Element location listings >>
========================================================================

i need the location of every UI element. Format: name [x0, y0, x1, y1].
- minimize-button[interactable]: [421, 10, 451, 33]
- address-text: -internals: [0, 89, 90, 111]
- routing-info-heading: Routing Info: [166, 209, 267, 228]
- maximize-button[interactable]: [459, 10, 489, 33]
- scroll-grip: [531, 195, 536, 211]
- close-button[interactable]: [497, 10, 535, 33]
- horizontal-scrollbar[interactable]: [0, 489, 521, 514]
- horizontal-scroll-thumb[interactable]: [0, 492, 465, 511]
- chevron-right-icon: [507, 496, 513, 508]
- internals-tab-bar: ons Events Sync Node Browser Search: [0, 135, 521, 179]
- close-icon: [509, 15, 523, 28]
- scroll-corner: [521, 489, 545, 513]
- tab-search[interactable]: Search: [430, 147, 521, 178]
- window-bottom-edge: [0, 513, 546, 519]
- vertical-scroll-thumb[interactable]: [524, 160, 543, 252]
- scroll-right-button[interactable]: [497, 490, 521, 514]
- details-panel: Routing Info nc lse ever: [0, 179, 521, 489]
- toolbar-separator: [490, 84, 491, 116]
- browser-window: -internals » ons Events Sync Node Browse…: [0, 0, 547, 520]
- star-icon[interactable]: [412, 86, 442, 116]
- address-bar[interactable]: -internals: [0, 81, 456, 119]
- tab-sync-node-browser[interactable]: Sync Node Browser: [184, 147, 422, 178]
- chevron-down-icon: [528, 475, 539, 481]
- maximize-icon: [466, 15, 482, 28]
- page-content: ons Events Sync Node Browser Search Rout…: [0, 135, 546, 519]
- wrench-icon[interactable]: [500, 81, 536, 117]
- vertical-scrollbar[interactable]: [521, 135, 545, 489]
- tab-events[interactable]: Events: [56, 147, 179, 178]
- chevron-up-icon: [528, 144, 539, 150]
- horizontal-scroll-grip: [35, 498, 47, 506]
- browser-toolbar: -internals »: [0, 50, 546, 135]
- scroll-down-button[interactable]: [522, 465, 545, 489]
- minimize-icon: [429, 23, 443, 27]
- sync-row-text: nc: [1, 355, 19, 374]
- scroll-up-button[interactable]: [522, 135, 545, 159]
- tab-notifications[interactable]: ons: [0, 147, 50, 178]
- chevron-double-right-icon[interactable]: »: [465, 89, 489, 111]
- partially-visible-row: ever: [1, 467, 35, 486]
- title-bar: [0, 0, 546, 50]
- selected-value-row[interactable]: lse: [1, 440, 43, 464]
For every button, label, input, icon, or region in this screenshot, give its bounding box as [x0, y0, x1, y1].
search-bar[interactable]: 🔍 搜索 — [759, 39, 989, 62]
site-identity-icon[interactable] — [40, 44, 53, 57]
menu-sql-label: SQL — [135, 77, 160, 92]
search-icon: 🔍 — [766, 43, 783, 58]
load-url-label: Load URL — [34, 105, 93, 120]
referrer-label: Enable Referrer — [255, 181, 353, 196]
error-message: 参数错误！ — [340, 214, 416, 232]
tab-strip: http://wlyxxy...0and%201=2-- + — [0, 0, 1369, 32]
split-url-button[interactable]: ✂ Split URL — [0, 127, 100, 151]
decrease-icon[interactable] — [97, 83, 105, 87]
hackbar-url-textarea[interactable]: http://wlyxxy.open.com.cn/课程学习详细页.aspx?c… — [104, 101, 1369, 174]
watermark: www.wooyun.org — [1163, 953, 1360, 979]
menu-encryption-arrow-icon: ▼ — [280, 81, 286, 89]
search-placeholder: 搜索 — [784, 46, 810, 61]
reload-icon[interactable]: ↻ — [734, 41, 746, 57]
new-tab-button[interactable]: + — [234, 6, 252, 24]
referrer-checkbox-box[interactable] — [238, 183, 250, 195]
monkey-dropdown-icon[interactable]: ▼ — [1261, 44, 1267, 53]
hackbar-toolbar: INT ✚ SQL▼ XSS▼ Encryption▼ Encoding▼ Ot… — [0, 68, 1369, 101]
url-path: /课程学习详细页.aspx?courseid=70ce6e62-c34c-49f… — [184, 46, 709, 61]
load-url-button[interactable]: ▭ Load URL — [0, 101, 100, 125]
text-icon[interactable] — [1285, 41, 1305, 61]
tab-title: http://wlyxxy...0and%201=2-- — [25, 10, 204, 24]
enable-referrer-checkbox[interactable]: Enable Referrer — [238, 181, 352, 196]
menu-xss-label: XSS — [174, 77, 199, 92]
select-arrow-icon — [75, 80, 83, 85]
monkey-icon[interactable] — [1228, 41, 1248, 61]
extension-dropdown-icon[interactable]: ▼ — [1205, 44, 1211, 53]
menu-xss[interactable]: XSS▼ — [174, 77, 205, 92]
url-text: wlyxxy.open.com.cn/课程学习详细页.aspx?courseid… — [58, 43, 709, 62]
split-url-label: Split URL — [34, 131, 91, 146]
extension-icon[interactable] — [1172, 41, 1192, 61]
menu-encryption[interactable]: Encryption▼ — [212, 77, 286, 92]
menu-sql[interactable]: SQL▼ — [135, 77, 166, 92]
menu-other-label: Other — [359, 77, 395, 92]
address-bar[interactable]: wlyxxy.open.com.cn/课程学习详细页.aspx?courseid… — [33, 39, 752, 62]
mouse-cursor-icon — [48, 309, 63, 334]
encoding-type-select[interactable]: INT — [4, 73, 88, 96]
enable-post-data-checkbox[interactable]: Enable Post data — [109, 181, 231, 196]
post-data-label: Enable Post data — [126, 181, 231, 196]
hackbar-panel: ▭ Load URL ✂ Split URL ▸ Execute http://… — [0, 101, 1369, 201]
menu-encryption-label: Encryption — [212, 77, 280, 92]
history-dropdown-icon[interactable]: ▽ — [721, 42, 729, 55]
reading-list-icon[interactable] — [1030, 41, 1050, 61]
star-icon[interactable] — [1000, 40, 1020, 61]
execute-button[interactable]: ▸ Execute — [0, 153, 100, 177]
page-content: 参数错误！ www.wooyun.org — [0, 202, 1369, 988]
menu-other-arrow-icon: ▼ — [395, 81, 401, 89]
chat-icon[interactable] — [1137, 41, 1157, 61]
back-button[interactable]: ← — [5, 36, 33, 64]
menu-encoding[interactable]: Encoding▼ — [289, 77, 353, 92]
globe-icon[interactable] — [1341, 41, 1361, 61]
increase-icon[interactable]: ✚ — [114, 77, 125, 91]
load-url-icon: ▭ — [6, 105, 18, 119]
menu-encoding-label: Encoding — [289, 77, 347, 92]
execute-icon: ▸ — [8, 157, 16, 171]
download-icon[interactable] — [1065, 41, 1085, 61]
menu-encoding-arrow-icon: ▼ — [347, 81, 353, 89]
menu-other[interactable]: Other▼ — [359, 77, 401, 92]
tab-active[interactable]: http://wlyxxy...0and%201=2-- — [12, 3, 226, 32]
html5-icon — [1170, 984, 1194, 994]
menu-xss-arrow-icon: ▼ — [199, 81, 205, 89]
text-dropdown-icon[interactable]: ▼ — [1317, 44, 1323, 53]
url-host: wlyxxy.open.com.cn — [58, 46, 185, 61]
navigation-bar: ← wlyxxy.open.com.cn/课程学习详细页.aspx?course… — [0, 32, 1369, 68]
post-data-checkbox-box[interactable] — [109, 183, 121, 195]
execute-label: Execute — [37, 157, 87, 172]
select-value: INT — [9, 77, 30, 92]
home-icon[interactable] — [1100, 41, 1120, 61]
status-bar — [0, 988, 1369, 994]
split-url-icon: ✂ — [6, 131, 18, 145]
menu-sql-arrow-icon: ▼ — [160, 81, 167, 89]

========================================================================

Convert all of the lines above into a numbered list, leaving out any blank lines.

PROBLEM SOLUTION >>
1. i need the location of every UI element. Format: name [x0, y0, x1, y1].
2. - minimize-button[interactable]: [421, 10, 451, 33]
3. - address-text: -internals: [0, 89, 90, 111]
4. - routing-info-heading: Routing Info: [166, 209, 267, 228]
5. - maximize-button[interactable]: [459, 10, 489, 33]
6. - scroll-grip: [531, 195, 536, 211]
7. - close-button[interactable]: [497, 10, 535, 33]
8. - horizontal-scrollbar[interactable]: [0, 489, 521, 514]
9. - horizontal-scroll-thumb[interactable]: [0, 492, 465, 511]
10. - chevron-right-icon: [507, 496, 513, 508]
11. - internals-tab-bar: ons Events Sync Node Browser Search: [0, 135, 521, 179]
12. - close-icon: [509, 15, 523, 28]
13. - scroll-corner: [521, 489, 545, 513]
14. - tab-search[interactable]: Search: [430, 147, 521, 178]
15. - window-bottom-edge: [0, 513, 546, 519]
16. - vertical-scroll-thumb[interactable]: [524, 160, 543, 252]
17. - scroll-right-button[interactable]: [497, 490, 521, 514]
18. - details-panel: Routing Info nc lse ever: [0, 179, 521, 489]
19. - toolbar-separator: [490, 84, 491, 116]
20. - browser-window: -internals » ons Events Sync Node Browse…: [0, 0, 547, 520]
21. - star-icon[interactable]: [412, 86, 442, 116]
22. - address-bar[interactable]: -internals: [0, 81, 456, 119]
23. - tab-sync-node-browser[interactable]: Sync Node Browser: [184, 147, 422, 178]
24. - chevron-down-icon: [528, 475, 539, 481]
25. - maximize-icon: [466, 15, 482, 28]
26. - page-content: ons Events Sync Node Browser Search Rout…: [0, 135, 546, 519]
27. - wrench-icon[interactable]: [500, 81, 536, 117]
28. - vertical-scrollbar[interactable]: [521, 135, 545, 489]
29. - tab-events[interactable]: Events: [56, 147, 179, 178]
30. - chevron-up-icon: [528, 144, 539, 150]
31. - horizontal-scroll-grip: [35, 498, 47, 506]
32. - browser-toolbar: -internals »: [0, 50, 546, 135]
33. - scroll-down-button[interactable]: [522, 465, 545, 489]
34. - minimize-icon: [429, 23, 443, 27]
35. - sync-row-text: nc: [1, 355, 19, 374]
36. - scroll-up-button[interactable]: [522, 135, 545, 159]
37. - tab-notifications[interactable]: ons: [0, 147, 50, 178]
38. - chevron-double-right-icon[interactable]: »: [465, 89, 489, 111]
39. - partially-visible-row: ever: [1, 467, 35, 486]
40. - title-bar: [0, 0, 546, 50]
41. - selected-value-row[interactable]: lse: [1, 440, 43, 464]
42. For every button, label, input, icon, or region in this screenshot, give its bounding box as [x0, y0, x1, y1].
43. search-bar[interactable]: 🔍 搜索 — [759, 39, 989, 62]
44. site-identity-icon[interactable] — [40, 44, 53, 57]
45. menu-sql-label: SQL — [135, 77, 160, 92]
46. search-icon: 🔍 — [766, 43, 783, 58]
47. load-url-label: Load URL — [34, 105, 93, 120]
48. referrer-label: Enable Referrer — [255, 181, 353, 196]
49. error-message: 参数错误！ — [340, 214, 416, 232]
50. tab-strip: http://wlyxxy...0and%201=2-- + — [0, 0, 1369, 32]
51. split-url-button[interactable]: ✂ Split URL — [0, 127, 100, 151]
52. decrease-icon[interactable] — [97, 83, 105, 87]
53. hackbar-url-textarea[interactable]: http://wlyxxy.open.com.cn/课程学习详细页.aspx?c… — [104, 101, 1369, 174]
54. watermark: www.wooyun.org — [1163, 953, 1360, 979]
55. menu-encryption-arrow-icon: ▼ — [280, 81, 286, 89]
56. search-placeholder: 搜索 — [784, 46, 810, 61]
57. reload-icon[interactable]: ↻ — [734, 41, 746, 57]
58. new-tab-button[interactable]: + — [234, 6, 252, 24]
59. referrer-checkbox-box[interactable] — [238, 183, 250, 195]
60. monkey-dropdown-icon[interactable]: ▼ — [1261, 44, 1267, 53]
61. hackbar-toolbar: INT ✚ SQL▼ XSS▼ Encryption▼ Encoding▼ Ot… — [0, 68, 1369, 101]
62. url-path: /课程学习详细页.aspx?courseid=70ce6e62-c34c-49f… — [184, 46, 709, 61]
63. load-url-button[interactable]: ▭ Load URL — [0, 101, 100, 125]
64. text-icon[interactable] — [1285, 41, 1305, 61]
65. tab-title: http://wlyxxy...0and%201=2-- — [25, 10, 204, 24]
66. enable-referrer-checkbox[interactable]: Enable Referrer — [238, 181, 352, 196]
67. menu-xss-label: XSS — [174, 77, 199, 92]
68. select-arrow-icon — [75, 80, 83, 85]
69. monkey-icon[interactable] — [1228, 41, 1248, 61]
70. extension-dropdown-icon[interactable]: ▼ — [1205, 44, 1211, 53]
71. menu-xss[interactable]: XSS▼ — [174, 77, 205, 92]
72. url-text: wlyxxy.open.com.cn/课程学习详细页.aspx?courseid… — [58, 43, 709, 62]
73. split-url-label: Split URL — [34, 131, 91, 146]
74. extension-icon[interactable] — [1172, 41, 1192, 61]
75. menu-encryption[interactable]: Encryption▼ — [212, 77, 286, 92]
76. menu-sql[interactable]: SQL▼ — [135, 77, 166, 92]
77. menu-other-label: Other — [359, 77, 395, 92]
78. address-bar[interactable]: wlyxxy.open.com.cn/课程学习详细页.aspx?courseid… — [33, 39, 752, 62]
79. mouse-cursor-icon — [48, 309, 63, 334]
80. encoding-type-select[interactable]: INT — [4, 73, 88, 96]
81. enable-post-data-checkbox[interactable]: Enable Post data — [109, 181, 231, 196]
82. post-data-label: Enable Post data — [126, 181, 231, 196]
83. hackbar-panel: ▭ Load URL ✂ Split URL ▸ Execute http://… — [0, 101, 1369, 201]
84. menu-encryption-label: Encryption — [212, 77, 280, 92]
85. history-dropdown-icon[interactable]: ▽ — [721, 42, 729, 55]
86. reading-list-icon[interactable] — [1030, 41, 1050, 61]
87. star-icon[interactable] — [1000, 40, 1020, 61]
88. execute-button[interactable]: ▸ Execute — [0, 153, 100, 177]
89. page-content: 参数错误！ www.wooyun.org — [0, 202, 1369, 988]
90. menu-other-arrow-icon: ▼ — [395, 81, 401, 89]
91. chat-icon[interactable] — [1137, 41, 1157, 61]
92. back-button[interactable]: ← — [5, 36, 33, 64]
93. menu-encoding[interactable]: Encoding▼ — [289, 77, 353, 92]
94. globe-icon[interactable] — [1341, 41, 1361, 61]
95. increase-icon[interactable]: ✚ — [114, 77, 125, 91]
96. load-url-icon: ▭ — [6, 105, 18, 119]
97. menu-encoding-label: Encoding — [289, 77, 347, 92]
98. execute-icon: ▸ — [8, 157, 16, 171]
99. download-icon[interactable] — [1065, 41, 1085, 61]
100. menu-encoding-arrow-icon: ▼ — [347, 81, 353, 89]
101. menu-other[interactable]: Other▼ — [359, 77, 401, 92]
102. tab-active[interactable]: http://wlyxxy...0and%201=2-- — [12, 3, 226, 32]
103. html5-icon — [1170, 984, 1194, 994]
104. menu-xss-arrow-icon: ▼ — [199, 81, 205, 89]
105. text-dropdown-icon[interactable]: ▼ — [1317, 44, 1323, 53]
106. url-host: wlyxxy.open.com.cn — [58, 46, 185, 61]
107. navigation-bar: ← wlyxxy.open.com.cn/课程学习详细页.aspx?course… — [0, 32, 1369, 68]
108. post-data-checkbox-box[interactable] — [109, 183, 121, 195]
109. execute-label: Execute — [37, 157, 87, 172]
110. select-value: INT — [9, 77, 30, 92]
111. home-icon[interactable] — [1100, 41, 1120, 61]
112. status-bar — [0, 988, 1369, 994]
113. split-url-icon: ✂ — [6, 131, 18, 145]
114. menu-sql-arrow-icon: ▼ — [160, 81, 167, 89]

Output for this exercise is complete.